# [Your goal]
All of the entries need to be written out again, exactly as they are.
━━ Given records ━━
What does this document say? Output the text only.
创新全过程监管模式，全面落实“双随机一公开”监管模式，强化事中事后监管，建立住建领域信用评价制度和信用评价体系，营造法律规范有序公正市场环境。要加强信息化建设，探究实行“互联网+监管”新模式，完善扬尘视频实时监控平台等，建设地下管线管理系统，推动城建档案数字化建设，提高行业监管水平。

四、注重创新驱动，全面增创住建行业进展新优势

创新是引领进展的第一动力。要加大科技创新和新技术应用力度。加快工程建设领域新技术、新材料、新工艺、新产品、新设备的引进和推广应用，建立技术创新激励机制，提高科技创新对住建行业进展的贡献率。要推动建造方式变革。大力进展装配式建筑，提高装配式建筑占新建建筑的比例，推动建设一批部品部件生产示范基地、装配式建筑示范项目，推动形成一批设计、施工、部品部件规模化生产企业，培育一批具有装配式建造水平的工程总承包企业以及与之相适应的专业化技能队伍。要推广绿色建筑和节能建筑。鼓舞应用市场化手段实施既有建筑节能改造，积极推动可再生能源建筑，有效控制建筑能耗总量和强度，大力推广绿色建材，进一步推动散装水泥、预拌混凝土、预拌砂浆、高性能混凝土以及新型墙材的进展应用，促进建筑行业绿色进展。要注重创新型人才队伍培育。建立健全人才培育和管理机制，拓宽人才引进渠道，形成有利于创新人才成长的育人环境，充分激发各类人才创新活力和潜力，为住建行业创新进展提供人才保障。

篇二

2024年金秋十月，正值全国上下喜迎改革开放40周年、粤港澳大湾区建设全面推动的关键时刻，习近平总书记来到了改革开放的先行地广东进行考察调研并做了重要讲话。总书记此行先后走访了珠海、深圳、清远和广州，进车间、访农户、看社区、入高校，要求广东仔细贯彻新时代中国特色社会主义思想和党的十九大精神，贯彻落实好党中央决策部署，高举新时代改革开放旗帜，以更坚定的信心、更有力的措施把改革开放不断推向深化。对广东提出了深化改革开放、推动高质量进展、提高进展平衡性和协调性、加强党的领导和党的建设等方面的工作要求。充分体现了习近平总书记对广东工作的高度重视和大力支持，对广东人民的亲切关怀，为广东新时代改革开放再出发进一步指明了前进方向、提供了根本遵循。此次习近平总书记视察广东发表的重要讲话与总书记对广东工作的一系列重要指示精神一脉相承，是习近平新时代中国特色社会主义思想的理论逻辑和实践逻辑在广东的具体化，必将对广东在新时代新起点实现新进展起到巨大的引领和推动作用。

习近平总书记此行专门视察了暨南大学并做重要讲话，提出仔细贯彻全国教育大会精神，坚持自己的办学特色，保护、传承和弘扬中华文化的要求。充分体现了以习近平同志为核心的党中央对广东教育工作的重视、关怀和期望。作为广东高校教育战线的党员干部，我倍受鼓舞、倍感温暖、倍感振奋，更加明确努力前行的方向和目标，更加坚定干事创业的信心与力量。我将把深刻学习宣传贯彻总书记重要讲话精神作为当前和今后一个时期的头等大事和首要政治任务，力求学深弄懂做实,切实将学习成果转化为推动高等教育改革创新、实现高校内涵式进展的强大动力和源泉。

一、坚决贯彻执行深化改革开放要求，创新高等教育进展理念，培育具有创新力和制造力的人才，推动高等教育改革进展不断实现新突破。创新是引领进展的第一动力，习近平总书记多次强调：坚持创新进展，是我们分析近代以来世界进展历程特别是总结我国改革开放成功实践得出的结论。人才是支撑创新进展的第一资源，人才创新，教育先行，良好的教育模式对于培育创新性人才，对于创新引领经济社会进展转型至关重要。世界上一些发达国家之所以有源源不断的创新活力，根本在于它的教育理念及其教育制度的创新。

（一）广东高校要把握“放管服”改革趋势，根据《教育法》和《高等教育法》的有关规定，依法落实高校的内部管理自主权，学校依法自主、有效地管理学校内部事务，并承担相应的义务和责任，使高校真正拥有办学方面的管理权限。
━━━
# [Solved exercise]
What does this document say? Output the text only.
创新全过程监管模式，全面落实“双随机一公开”监管模式，强化事中事后监管，建立住建领域信用评价制度和信用评价体系，营造法律规范有序公正市场环境。要加强信息化建设，探究实行“互联网+监管”新模式，完善扬尘视频实时监控平台等，建设地下管线管理系统，推动城建档案数字化建设，提高行业监管水平。

四、注重创新驱动，全面增创住建行业进展新优势

创新是引领进展的第一动力。要加大科技创新和新技术应用力度。加快工程建设领域新技术、新材料、新工艺、新产品、新设备的引进和推广应用，建立技术创新激励机制，提高科技创新对住建行业进展的贡献率。要推动建造方式变革。大力进展装配式建筑，提高装配式建筑占新建建筑的比例，推动建设一批部品部件生产示范基地、装配式建筑示范项目，推动形成一批设计、施工、部品部件规模化生产企业，培育一批具有装配式建造水平的工程总承包企业以及与之相适应的专业化技能队伍。要推广绿色建筑和节能建筑。鼓舞应用市场化手段实施既有建筑节能改造，积极推动可再生能源建筑，有效控制建筑能耗总量和强度，大力推广绿色建材，进一步推动散装水泥、预拌混凝土、预拌砂浆、高性能混凝土以及新型墙材的进展应用，促进建筑行业绿色进展。要注重创新型人才队伍培育。建立健全人才培育和管理机制，拓宽人才引进渠道，形成有利于创新人才成长的育人环境，充分激发各类人才创新活力和潜力，为住建行业创新进展提供人才保障。

篇二

2024年金秋十月，正值全国上下喜迎改革开放40周年、粤港澳大湾区建设全面推动的关键时刻，习近平总书记来到了改革开放的先行地广东进行考察调研并做了重要讲话。总书记此行先后走访了珠海、深圳、清远和广州，进车间、访农户、看社区、入高校，要求广东仔细贯彻新时代中国特色社会主义思想和党的十九大精神，贯彻落实好党中央决策部署，高举新时代改革开放旗帜，以更坚定的信心、更有力的措施把改革开放不断推向深化。对广东提出了深化改革开放、推动高质量进展、提高进展平衡性和协调性、加强党的领导和党的建设等方面的工作要求。充分体现了习近平总书记对广东工作的高度重视和大力支持，对广东人民的亲切关怀，为广东新时代改革开放再出发进一步指明了前进方向、提供了根本遵循。此次习近平总书记视察广东发表的重要讲话与总书记对广东工作的一系列重要指示精神一脉相承，是习近平新时代中国特色社会主义思想的理论逻辑和实践逻辑在广东的具体化，必将对广东在新时代新起点实现新进展起到巨大的引领和推动作用。

习近平总书记此行专门视察了暨南大学并做重要讲话，提出仔细贯彻全国教育大会精神，坚持自己的办学特色，保护、传承和弘扬中华文化的要求。充分体现了以习近平同志为核心的党中央对广东教育工作的重视、关怀和期望。作为广东高校教育战线的党员干部，我倍受鼓舞、倍感温暖、倍感振奋，更加明确努力前行的方向和目标，更加坚定干事创业的信心与力量。我将把深刻学习宣传贯彻总书记重要讲话精神作为当前和今后一个时期的头等大事和首要政治任务，力求学深弄懂做实,切实将学习成果转化为推动高等教育改革创新、实现高校内涵式进展的强大动力和源泉。

一、坚决贯彻执行深化改革开放要求，创新高等教育进展理念，培育具有创新力和制造力的人才，推动高等教育改革进展不断实现新突破。创新是引领进展的第一动力，习近平总书记多次强调：坚持创新进展，是我们分析近代以来世界进展历程特别是总结我国改革开放成功实践得出的结论。人才是支撑创新进展的第一资源，人才创新，教育先行，良好的教育模式对于培育创新性人才，对于创新引领经济社会进展转型至关重要。世界上一些发达国家之所以有源源不断的创新活力，根本在于它的教育理念及其教育制度的创新。

（一）广东高校要把握“放管服”改革趋势，根据《教育法》和《高等教育法》的有关规定，依法落实高校的内部管理自主权，学校依法自主、有效地管理学校内部事务，并承担相应的义务和责任，使高校真正拥有办学方面的管理权限。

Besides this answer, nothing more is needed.